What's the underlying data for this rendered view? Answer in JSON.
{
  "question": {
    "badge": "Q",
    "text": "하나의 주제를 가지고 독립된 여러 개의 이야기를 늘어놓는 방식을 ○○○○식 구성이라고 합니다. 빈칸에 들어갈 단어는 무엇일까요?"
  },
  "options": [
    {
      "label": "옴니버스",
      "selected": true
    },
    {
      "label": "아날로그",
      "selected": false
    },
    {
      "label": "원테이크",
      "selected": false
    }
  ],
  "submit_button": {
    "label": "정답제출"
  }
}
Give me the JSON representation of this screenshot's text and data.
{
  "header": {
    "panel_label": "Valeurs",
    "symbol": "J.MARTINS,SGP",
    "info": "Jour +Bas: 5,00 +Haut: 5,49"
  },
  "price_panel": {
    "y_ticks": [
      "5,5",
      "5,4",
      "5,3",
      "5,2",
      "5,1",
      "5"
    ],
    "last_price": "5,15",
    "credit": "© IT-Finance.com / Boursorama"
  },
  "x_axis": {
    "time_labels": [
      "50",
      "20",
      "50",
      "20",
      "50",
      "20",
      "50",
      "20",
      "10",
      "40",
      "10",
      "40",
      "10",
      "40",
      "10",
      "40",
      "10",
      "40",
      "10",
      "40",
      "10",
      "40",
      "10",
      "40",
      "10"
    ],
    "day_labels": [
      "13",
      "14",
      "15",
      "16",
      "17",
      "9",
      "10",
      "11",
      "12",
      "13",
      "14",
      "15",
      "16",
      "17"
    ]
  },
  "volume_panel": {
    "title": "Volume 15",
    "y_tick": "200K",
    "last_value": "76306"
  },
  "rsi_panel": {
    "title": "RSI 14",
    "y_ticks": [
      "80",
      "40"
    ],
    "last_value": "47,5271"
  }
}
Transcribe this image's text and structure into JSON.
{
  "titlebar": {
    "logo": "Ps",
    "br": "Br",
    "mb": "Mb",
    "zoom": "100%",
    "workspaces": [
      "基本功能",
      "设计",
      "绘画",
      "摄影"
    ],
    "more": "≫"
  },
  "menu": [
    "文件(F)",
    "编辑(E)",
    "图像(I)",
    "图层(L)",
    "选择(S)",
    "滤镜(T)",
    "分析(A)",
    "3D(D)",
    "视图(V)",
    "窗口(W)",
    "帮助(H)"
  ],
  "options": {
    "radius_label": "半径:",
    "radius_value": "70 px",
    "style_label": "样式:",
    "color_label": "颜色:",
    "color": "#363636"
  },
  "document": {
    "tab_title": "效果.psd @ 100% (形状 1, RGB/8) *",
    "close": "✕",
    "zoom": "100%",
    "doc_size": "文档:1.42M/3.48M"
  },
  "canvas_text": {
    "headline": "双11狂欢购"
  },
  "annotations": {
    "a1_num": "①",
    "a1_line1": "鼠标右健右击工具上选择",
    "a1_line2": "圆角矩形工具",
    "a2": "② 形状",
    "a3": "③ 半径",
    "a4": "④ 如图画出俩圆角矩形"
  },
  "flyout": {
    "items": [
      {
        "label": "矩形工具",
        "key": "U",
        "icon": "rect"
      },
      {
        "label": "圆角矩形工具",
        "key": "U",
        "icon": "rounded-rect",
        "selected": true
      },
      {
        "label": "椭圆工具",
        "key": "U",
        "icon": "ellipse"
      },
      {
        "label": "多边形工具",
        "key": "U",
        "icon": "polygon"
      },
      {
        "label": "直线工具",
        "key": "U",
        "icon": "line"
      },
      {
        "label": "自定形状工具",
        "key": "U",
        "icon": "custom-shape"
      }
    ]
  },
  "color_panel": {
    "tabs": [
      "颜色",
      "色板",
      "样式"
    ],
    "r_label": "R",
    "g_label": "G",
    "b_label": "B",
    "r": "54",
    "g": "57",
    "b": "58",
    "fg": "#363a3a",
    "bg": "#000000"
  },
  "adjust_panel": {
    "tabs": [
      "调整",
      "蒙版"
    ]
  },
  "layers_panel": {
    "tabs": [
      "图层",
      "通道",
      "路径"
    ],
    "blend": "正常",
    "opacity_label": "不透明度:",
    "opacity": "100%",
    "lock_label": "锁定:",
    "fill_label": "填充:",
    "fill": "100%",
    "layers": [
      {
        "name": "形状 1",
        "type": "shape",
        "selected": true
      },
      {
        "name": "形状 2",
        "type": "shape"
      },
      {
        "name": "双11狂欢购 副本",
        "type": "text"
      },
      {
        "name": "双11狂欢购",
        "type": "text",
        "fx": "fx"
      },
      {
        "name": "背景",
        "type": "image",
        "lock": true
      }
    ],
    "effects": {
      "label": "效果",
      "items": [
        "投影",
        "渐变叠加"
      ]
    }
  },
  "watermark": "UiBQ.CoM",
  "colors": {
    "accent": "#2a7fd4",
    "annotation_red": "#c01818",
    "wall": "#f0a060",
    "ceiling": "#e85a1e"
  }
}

■ ■ ■ ■ ■ ■ ■

Return every entry verbatim.

◆ **Exercise answer**:
What's the underlying data for this rendered view? Answer in JSON.
{
  "question": {
    "badge": "Q",
    "text": "하나의 주제를 가지고 독립된 여러 개의 이야기를 늘어놓는 방식을 ○○○○식 구성이라고 합니다. 빈칸에 들어갈 단어는 무엇일까요?"
  },
  "options": [
    {
      "label": "옴니버스",
      "selected": true
    },
    {
      "label": "아날로그",
      "selected": false
    },
    {
      "label": "원테이크",
      "selected": false
    }
  ],
  "submit_button": {
    "label": "정답제출"
  }
}
Give me the JSON representation of this screenshot's text and data.
{
  "header": {
    "panel_label": "Valeurs",
    "symbol": "J.MARTINS,SGP",
    "info": "Jour +Bas: 5,00 +Haut: 5,49"
  },
  "price_panel": {
    "y_ticks": [
      "5,5",
      "5,4",
      "5,3",
      "5,2",
      "5,1",
      "5"
    ],
    "last_price": "5,15",
    "credit": "© IT-Finance.com / Boursorama"
  },
  "x_axis": {
    "time_labels": [
      "50",
      "20",
      "50",
      "20",
      "50",
      "20",
      "50",
      "20",
      "10",
      "40",
      "10",
      "40",
      "10",
      "40",
      "10",
      "40",
      "10",
      "40",
      "10",
      "40",
      "10",
      "40",
      "10",
      "40",
      "10"
    ],
    "day_labels": [
      "13",
      "14",
      "15",
      "16",
      "17",
      "9",
      "10",
      "11",
      "12",
      "13",
      "14",
      "15",
      "16",
      "17"
    ]
  },
  "volume_panel": {
    "title": "Volume 15",
    "y_tick": "200K",
    "last_value": "76306"
  },
  "rsi_panel": {
    "title": "RSI 14",
    "y_ticks": [
      "80",
      "40"
    ],
    "last_value": "47,5271"
  }
}
Transcribe this image's text and structure into JSON.
{
  "titlebar": {
    "logo": "Ps",
    "br": "Br",
    "mb": "Mb",
    "zoom": "100%",
    "workspaces": [
      "基本功能",
      "设计",
      "绘画",
      "摄影"
    ],
    "more": "≫"
  },
  "menu": [
    "文件(F)",
    "编辑(E)",
    "图像(I)",
    "图层(L)",
    "选择(S)",
    "滤镜(T)",
    "分析(A)",
    "3D(D)",
    "视图(V)",
    "窗口(W)",
    "帮助(H)"
  ],
  "options": {
    "radius_label": "半径:",
    "radius_value": "70 px",
    "style_label": "样式:",
    "color_label": "颜色:",
    "color": "#363636"
  },
  "document": {
    "tab_title": "效果.psd @ 100% (形状 1, RGB/8) *",
    "close": "✕",
    "zoom": "100%",
    "doc_size": "文档:1.42M/3.48M"
  },
  "canvas_text": {
    "headline": "双11狂欢购"
  },
  "annotations": {
    "a1_num": "①",
    "a1_line1": "鼠标右健右击工具上选择",
    "a1_line2": "圆角矩形工具",
    "a2": "② 形状",
    "a3": "③ 半径",
    "a4": "④ 如图画出俩圆角矩形"
  },
  "flyout": {
    "items": [
      {
        "label": "矩形工具",
        "key": "U",
        "icon": "rect"
      },
      {
        "label": "圆角矩形工具",
        "key": "U",
        "icon": "rounded-rect",
        "selected": true
      },
      {
        "label": "椭圆工具",
        "key": "U",
        "icon": "ellipse"
      },
      {
        "label": "多边形工具",
        "key": "U",
        "icon": "polygon"
      },
      {
        "label": "直线工具",
        "key": "U",
        "icon": "line"
      },
      {
        "label": "自定形状工具",
        "key": "U",
        "icon": "custom-shape"
      }
    ]
  },
  "color_panel": {
    "tabs": [
      "颜色",
      "色板",
      "样式"
    ],
    "r_label": "R",
    "g_label": "G",
    "b_label": "B",
    "r": "54",
    "g": "57",
    "b": "58",
    "fg": "#363a3a",
    "bg": "#000000"
  },
  "adjust_panel": {
    "tabs": [
      "调整",
      "蒙版"
    ]
  },
  "layers_panel": {
    "tabs": [
      "图层",
      "通道",
      "路径"
    ],
    "blend": "正常",
    "opacity_label": "不透明度:",
    "opacity": "100%",
    "lock_label": "锁定:",
    "fill_label": "填充:",
    "fill": "100%",
    "layers": [
      {
        "name": "形状 1",
        "type": "shape",
        "selected": true
      },
      {
        "name": "形状 2",
        "type": "shape"
      },
      {
        "name": "双11狂欢购 副本",
        "type": "text"
      },
      {
        "name": "双11狂欢购",
        "type": "text",
        "fx": "fx"
      },
      {
        "name": "背景",
        "type": "image",
        "lock": true
      }
    ],
    "effects": {
      "label": "效果",
      "items": [
        "投影",
        "渐变叠加"
      ]
    }
  },
  "watermark": "UiBQ.CoM",
  "colors": {
    "accent": "#2a7fd4",
    "annotation_red": "#c01818",
    "wall": "#f0a060",
    "ceiling": "#e85a1e"
  }
}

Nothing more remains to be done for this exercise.